[START Materials provided]

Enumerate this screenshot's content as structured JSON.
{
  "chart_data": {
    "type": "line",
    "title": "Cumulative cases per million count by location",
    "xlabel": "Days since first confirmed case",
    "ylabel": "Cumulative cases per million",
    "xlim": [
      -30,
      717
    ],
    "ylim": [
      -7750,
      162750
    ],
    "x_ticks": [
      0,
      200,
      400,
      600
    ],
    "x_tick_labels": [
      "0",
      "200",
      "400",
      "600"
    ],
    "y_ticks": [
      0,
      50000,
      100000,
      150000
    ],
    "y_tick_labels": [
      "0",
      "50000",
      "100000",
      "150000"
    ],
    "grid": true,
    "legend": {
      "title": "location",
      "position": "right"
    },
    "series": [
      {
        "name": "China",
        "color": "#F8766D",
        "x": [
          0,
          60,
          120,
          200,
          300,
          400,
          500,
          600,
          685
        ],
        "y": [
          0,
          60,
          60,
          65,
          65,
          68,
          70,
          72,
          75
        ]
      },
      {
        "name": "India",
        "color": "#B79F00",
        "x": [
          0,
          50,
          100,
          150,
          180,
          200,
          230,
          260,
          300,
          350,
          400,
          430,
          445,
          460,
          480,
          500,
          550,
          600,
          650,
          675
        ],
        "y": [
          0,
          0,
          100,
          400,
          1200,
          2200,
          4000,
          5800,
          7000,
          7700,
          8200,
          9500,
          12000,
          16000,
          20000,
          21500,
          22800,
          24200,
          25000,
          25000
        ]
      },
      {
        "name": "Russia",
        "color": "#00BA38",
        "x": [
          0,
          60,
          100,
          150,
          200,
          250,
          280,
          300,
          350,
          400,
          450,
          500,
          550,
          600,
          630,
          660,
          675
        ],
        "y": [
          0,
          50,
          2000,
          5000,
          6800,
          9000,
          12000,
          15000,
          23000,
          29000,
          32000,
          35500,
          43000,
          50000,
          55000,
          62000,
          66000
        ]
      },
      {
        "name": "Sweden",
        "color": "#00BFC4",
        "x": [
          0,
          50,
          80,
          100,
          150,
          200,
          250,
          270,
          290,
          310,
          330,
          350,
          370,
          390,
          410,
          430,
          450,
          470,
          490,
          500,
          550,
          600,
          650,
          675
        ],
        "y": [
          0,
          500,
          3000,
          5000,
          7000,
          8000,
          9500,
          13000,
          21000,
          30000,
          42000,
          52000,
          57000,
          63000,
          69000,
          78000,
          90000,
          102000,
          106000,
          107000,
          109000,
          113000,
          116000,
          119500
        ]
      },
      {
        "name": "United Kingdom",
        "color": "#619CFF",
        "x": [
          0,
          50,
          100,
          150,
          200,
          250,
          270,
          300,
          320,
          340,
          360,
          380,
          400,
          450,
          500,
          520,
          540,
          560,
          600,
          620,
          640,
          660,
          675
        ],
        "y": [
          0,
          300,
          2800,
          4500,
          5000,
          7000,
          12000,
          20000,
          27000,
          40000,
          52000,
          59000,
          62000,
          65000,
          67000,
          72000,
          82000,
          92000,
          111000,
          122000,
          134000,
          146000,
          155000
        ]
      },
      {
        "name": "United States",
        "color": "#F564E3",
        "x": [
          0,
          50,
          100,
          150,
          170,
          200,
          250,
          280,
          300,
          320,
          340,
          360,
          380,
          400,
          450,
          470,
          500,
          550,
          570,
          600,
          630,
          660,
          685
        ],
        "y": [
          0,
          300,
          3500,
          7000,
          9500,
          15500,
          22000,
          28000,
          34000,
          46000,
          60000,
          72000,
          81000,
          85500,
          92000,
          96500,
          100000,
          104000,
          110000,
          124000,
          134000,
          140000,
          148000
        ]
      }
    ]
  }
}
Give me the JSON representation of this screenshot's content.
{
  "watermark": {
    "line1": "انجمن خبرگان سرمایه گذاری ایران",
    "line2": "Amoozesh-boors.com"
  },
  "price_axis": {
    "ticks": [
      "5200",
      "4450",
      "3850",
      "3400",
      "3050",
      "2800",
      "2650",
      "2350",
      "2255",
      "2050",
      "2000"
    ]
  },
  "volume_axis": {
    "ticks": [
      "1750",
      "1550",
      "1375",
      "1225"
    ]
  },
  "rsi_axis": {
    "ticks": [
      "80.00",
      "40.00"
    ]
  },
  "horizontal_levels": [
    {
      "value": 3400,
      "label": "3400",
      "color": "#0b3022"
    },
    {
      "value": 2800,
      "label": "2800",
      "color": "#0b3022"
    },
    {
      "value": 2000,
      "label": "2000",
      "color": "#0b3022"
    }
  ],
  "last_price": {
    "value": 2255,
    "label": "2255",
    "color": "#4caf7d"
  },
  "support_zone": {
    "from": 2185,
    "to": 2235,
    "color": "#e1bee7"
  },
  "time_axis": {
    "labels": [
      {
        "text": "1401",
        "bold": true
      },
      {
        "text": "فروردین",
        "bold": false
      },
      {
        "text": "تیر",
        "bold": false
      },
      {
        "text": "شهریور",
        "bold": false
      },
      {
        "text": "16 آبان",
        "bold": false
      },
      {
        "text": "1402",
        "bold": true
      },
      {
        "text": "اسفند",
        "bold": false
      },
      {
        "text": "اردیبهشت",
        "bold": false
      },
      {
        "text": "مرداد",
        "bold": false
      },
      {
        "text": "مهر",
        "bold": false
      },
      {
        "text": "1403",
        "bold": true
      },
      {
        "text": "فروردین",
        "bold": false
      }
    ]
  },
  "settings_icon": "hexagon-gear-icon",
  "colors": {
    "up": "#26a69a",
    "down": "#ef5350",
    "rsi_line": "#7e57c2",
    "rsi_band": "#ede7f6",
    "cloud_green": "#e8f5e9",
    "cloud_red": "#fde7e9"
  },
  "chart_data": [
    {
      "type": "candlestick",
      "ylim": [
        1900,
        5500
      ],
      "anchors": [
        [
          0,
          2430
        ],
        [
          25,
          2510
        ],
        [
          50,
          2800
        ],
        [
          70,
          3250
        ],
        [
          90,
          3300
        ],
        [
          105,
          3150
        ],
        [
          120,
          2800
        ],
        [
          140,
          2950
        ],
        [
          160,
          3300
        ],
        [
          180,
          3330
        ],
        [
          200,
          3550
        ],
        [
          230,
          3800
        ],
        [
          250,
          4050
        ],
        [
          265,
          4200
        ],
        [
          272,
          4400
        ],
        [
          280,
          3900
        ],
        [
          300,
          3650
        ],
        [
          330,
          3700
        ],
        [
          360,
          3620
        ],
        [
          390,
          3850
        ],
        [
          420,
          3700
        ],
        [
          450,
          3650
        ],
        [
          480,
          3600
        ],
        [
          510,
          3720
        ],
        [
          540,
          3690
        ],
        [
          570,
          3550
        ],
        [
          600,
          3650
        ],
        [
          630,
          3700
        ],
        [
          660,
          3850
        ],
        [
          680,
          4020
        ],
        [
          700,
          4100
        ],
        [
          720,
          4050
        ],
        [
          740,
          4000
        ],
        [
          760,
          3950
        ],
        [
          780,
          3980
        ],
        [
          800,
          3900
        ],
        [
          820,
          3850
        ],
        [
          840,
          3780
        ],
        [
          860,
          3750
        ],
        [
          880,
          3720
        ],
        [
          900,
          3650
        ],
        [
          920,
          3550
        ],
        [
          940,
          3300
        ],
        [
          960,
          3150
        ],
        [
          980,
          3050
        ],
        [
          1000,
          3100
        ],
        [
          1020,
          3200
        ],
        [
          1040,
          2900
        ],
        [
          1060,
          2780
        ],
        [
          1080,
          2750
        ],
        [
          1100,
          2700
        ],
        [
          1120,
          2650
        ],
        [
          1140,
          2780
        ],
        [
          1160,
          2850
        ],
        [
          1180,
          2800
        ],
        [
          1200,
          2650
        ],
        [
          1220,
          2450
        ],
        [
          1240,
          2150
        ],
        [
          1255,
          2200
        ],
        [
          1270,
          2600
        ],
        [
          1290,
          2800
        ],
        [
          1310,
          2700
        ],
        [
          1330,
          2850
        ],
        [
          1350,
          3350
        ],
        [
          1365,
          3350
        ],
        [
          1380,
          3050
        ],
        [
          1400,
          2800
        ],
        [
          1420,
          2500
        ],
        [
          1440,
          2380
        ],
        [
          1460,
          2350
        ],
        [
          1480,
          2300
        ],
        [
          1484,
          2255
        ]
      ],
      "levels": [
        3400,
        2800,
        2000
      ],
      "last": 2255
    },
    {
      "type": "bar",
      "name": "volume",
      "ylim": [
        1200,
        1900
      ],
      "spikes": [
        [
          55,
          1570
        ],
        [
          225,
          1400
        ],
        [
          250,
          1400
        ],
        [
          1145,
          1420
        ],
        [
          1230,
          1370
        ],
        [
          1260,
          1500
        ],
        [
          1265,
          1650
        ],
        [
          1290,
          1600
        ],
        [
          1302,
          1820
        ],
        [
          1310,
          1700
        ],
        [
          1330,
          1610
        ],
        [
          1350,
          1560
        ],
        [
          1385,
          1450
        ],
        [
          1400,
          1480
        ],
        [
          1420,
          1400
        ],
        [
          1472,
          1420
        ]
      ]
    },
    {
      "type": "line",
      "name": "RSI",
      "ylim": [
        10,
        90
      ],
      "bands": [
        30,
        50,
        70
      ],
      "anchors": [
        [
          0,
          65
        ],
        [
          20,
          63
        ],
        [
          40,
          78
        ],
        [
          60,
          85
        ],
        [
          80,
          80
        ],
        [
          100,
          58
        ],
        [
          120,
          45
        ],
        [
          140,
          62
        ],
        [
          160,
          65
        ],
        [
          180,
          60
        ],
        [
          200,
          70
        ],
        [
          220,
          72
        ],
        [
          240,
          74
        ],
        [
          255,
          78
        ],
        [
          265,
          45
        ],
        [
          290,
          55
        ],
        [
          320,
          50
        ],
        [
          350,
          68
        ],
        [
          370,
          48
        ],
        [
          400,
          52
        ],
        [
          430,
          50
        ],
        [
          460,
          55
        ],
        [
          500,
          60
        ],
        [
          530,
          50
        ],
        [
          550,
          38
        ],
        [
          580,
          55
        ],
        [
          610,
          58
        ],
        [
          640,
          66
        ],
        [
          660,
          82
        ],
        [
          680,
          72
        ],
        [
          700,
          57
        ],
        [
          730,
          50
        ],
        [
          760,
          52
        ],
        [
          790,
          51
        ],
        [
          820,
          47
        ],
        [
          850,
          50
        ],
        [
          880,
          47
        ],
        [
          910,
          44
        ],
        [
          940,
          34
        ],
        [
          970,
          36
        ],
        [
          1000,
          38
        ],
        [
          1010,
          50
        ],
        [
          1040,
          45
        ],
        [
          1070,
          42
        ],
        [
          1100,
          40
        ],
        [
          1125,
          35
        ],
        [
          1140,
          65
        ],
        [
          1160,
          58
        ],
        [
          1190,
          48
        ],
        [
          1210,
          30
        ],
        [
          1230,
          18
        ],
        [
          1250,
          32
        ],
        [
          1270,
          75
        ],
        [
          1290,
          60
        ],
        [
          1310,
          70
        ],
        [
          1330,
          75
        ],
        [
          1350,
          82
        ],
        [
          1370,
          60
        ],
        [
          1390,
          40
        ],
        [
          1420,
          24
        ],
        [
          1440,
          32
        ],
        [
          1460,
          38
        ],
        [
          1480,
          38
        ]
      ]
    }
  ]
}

[END Materials provided]

## Written task
Pull every line containing the word "screenshot" out of the material.

## The reply
Enumerate this screenshot's content as structured JSON.
Give me the JSON representation of this screenshot's content.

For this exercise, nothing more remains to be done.